Your goal:
Each line of the material below should be reproduced exactly.

[Dataset items]
————

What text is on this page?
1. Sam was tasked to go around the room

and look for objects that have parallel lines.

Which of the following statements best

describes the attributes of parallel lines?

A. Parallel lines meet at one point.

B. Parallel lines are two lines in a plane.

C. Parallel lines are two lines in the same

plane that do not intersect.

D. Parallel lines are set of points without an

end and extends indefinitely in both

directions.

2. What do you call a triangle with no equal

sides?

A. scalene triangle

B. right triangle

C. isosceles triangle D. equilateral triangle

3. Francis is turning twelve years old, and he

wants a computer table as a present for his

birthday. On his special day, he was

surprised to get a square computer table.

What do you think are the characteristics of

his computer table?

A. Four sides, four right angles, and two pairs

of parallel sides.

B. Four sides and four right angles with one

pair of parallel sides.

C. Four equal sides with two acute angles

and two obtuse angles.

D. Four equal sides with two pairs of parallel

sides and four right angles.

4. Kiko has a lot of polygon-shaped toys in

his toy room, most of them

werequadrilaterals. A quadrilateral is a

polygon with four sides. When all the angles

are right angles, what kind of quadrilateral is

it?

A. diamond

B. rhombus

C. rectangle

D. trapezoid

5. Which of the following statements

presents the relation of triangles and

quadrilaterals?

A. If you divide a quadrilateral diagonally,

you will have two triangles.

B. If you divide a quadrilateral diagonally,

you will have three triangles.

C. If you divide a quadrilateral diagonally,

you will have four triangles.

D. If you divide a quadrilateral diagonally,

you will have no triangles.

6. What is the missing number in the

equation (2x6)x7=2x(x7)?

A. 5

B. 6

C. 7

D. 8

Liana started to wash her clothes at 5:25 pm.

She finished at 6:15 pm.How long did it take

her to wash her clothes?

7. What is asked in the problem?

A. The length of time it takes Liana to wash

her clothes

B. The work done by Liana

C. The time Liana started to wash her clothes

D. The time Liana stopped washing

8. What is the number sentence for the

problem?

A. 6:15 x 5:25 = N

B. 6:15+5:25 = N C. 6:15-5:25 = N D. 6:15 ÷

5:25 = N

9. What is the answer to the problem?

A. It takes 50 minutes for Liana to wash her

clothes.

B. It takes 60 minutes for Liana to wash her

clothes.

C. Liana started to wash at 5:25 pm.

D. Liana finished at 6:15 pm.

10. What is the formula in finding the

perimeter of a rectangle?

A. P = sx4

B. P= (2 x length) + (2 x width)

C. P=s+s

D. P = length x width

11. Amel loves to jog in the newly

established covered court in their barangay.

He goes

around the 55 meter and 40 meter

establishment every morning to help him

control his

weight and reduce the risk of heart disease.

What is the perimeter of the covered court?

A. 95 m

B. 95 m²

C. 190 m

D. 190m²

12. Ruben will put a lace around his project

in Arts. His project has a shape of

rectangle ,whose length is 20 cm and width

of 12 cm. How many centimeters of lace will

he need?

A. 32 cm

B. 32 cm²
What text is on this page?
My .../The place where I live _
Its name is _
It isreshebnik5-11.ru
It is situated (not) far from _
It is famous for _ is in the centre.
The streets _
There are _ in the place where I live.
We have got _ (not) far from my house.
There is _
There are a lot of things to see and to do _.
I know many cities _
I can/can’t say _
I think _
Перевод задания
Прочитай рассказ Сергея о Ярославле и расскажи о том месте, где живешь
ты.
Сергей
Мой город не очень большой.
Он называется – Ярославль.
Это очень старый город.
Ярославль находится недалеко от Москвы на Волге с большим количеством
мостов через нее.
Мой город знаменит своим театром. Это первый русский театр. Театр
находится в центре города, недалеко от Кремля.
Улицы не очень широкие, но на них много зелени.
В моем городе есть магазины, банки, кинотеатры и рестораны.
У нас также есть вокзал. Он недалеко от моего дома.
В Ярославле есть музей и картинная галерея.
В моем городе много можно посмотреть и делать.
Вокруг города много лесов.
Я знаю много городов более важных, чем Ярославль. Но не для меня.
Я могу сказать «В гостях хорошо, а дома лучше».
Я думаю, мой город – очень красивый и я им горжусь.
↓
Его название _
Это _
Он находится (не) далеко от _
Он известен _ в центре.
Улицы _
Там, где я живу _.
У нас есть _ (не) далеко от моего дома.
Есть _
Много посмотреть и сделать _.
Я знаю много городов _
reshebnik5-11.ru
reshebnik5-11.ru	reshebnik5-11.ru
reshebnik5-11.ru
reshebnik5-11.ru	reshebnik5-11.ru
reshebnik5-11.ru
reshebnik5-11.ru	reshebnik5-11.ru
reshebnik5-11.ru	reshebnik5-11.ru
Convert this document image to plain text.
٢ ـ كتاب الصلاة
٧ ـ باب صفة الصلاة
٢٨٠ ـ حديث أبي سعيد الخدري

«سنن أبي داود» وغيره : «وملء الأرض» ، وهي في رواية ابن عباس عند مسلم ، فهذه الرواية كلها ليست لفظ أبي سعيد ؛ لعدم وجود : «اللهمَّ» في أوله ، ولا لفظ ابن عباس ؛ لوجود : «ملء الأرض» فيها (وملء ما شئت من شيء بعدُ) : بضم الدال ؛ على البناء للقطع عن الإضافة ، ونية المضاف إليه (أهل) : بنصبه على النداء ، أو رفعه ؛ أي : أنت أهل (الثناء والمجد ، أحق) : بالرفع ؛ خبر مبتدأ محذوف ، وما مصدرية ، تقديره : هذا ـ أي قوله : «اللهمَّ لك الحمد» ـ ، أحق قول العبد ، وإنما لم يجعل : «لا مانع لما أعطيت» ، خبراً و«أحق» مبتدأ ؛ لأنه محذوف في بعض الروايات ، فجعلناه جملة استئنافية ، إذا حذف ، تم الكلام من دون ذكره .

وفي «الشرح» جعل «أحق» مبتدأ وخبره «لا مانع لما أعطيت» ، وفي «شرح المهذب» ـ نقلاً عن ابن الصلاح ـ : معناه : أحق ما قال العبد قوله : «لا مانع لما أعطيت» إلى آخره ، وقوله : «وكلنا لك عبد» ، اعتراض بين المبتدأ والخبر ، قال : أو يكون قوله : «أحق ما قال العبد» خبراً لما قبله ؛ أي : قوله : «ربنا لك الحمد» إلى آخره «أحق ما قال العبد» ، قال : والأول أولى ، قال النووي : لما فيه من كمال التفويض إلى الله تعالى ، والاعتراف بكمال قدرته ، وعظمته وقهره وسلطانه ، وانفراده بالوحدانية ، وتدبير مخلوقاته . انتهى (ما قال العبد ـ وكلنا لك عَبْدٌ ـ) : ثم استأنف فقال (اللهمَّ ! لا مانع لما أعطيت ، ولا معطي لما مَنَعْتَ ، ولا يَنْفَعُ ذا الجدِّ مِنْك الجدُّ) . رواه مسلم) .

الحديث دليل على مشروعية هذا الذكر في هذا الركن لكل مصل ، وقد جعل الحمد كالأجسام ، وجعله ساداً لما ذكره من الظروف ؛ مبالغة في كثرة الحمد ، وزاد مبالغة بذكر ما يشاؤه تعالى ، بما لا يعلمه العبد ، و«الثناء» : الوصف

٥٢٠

————

Output:
What text is on this page?
1. Sam was tasked to go around the room

and look for objects that have parallel lines.

Which of the following statements best

describes the attributes of parallel lines?

A. Parallel lines meet at one point.

B. Parallel lines are two lines in a plane.

C. Parallel lines are two lines in the same

plane that do not intersect.

D. Parallel lines are set of points without an

end and extends indefinitely in both

directions.

2. What do you call a triangle with no equal

sides?

A. scalene triangle

B. right triangle

C. isosceles triangle D. equilateral triangle

3. Francis is turning twelve years old, and he

wants a computer table as a present for his

birthday. On his special day, he was

surprised to get a square computer table.

What do you think are the characteristics of

his computer table?

A. Four sides, four right angles, and two pairs

of parallel sides.

B. Four sides and four right angles with one

pair of parallel sides.

C. Four equal sides with two acute angles

and two obtuse angles.

D. Four equal sides with two pairs of parallel

sides and four right angles.

4. Kiko has a lot of polygon-shaped toys in

his toy room, most of them

werequadrilaterals. A quadrilateral is a

polygon with four sides. When all the angles

are right angles, what kind of quadrilateral is

it?

A. diamond

B. rhombus

C. rectangle

D. trapezoid

5. Which of the following statements

presents the relation of triangles and

quadrilaterals?

A. If you divide a quadrilateral diagonally,

you will have two triangles.

B. If you divide a quadrilateral diagonally,

you will have three triangles.

C. If you divide a quadrilateral diagonally,

you will have four triangles.

D. If you divide a quadrilateral diagonally,

you will have no triangles.

6. What is the missing number in the

equation (2x6)x7=2x(x7)?

A. 5

B. 6

C. 7

D. 8

Liana started to wash her clothes at 5:25 pm.

She finished at 6:15 pm.How long did it take

her to wash her clothes?

7. What is asked in the problem?

A. The length of time it takes Liana to wash

her clothes

B. The work done by Liana

C. The time Liana started to wash her clothes

D. The time Liana stopped washing

8. What is the number sentence for the

problem?

A. 6:15 x 5:25 = N

B. 6:15+5:25 = N C. 6:15-5:25 = N D. 6:15 ÷

5:25 = N

9. What is the answer to the problem?

A. It takes 50 minutes for Liana to wash her

clothes.

B. It takes 60 minutes for Liana to wash her

clothes.

C. Liana started to wash at 5:25 pm.

D. Liana finished at 6:15 pm.

10. What is the formula in finding the

perimeter of a rectangle?

A. P = sx4

B. P= (2 x length) + (2 x width)

C. P=s+s

D. P = length x width

11. Amel loves to jog in the newly

established covered court in their barangay.

He goes

around the 55 meter and 40 meter

establishment every morning to help him

control his

weight and reduce the risk of heart disease.

What is the perimeter of the covered court?

A. 95 m

B. 95 m²

C. 190 m

D. 190m²

12. Ruben will put a lace around his project

in Arts. His project has a shape of

rectangle ,whose length is 20 cm and width

of 12 cm. How many centimeters of lace will

he need?

A. 32 cm

B. 32 cm²
What text is on this page?
My .../The place where I live _
Its name is _
It isreshebnik5-11.ru
It is situated (not) far from _
It is famous for _ is in the centre.
The streets _
There are _ in the place where I live.
We have got _ (not) far from my house.
There is _
There are a lot of things to see and to do _.
I know many cities _
I can/can’t say _
I think _
Перевод задания
Прочитай рассказ Сергея о Ярославле и расскажи о том месте, где живешь
ты.
Сергей
Мой город не очень большой.
Он называется – Ярославль.
Это очень старый город.
Ярославль находится недалеко от Москвы на Волге с большим количеством
мостов через нее.
Мой город знаменит своим театром. Это первый русский театр. Театр
находится в центре города, недалеко от Кремля.
Улицы не очень широкие, но на них много зелени.
В моем городе есть магазины, банки, кинотеатры и рестораны.
У нас также есть вокзал. Он недалеко от моего дома.
В Ярославле есть музей и картинная галерея.
В моем городе много можно посмотреть и делать.
Вокруг города много лесов.
Я знаю много городов более важных, чем Ярославль. Но не для меня.
Я могу сказать «В гостях хорошо, а дома лучше».
Я думаю, мой город – очень красивый и я им горжусь.
↓
Его название _
Это _
Он находится (не) далеко от _
Он известен _ в центре.
Улицы _
Там, где я живу _.
У нас есть _ (не) далеко от моего дома.
Есть _
Много посмотреть и сделать _.
Я знаю много городов _
reshebnik5-11.ru
reshebnik5-11.ru	reshebnik5-11.ru
reshebnik5-11.ru
reshebnik5-11.ru	reshebnik5-11.ru
reshebnik5-11.ru
reshebnik5-11.ru	reshebnik5-11.ru
reshebnik5-11.ru	reshebnik5-11.ru
Convert this document image to plain text.
٢ ـ كتاب الصلاة
٧ ـ باب صفة الصلاة
٢٨٠ ـ حديث أبي سعيد الخدري

«سنن أبي داود» وغيره : «وملء الأرض» ، وهي في رواية ابن عباس عند مسلم ، فهذه الرواية كلها ليست لفظ أبي سعيد ؛ لعدم وجود : «اللهمَّ» في أوله ، ولا لفظ ابن عباس ؛ لوجود : «ملء الأرض» فيها (وملء ما شئت من شيء بعدُ) : بضم الدال ؛ على البناء للقطع عن الإضافة ، ونية المضاف إليه (أهل) : بنصبه على النداء ، أو رفعه ؛ أي : أنت أهل (الثناء والمجد ، أحق) : بالرفع ؛ خبر مبتدأ محذوف ، وما مصدرية ، تقديره : هذا ـ أي قوله : «اللهمَّ لك الحمد» ـ ، أحق قول العبد ، وإنما لم يجعل : «لا مانع لما أعطيت» ، خبراً و«أحق» مبتدأ ؛ لأنه محذوف في بعض الروايات ، فجعلناه جملة استئنافية ، إذا حذف ، تم الكلام من دون ذكره .

وفي «الشرح» جعل «أحق» مبتدأ وخبره «لا مانع لما أعطيت» ، وفي «شرح المهذب» ـ نقلاً عن ابن الصلاح ـ : معناه : أحق ما قال العبد قوله : «لا مانع لما أعطيت» إلى آخره ، وقوله : «وكلنا لك عبد» ، اعتراض بين المبتدأ والخبر ، قال : أو يكون قوله : «أحق ما قال العبد» خبراً لما قبله ؛ أي : قوله : «ربنا لك الحمد» إلى آخره «أحق ما قال العبد» ، قال : والأول أولى ، قال النووي : لما فيه من كمال التفويض إلى الله تعالى ، والاعتراف بكمال قدرته ، وعظمته وقهره وسلطانه ، وانفراده بالوحدانية ، وتدبير مخلوقاته . انتهى (ما قال العبد ـ وكلنا لك عَبْدٌ ـ) : ثم استأنف فقال (اللهمَّ ! لا مانع لما أعطيت ، ولا معطي لما مَنَعْتَ ، ولا يَنْفَعُ ذا الجدِّ مِنْك الجدُّ) . رواه مسلم) .

الحديث دليل على مشروعية هذا الذكر في هذا الركن لكل مصل ، وقد جعل الحمد كالأجسام ، وجعله ساداً لما ذكره من الظروف ؛ مبالغة في كثرة الحمد ، وزاد مبالغة بذكر ما يشاؤه تعالى ، بما لا يعلمه العبد ، و«الثناء» : الوصف

٥٢٠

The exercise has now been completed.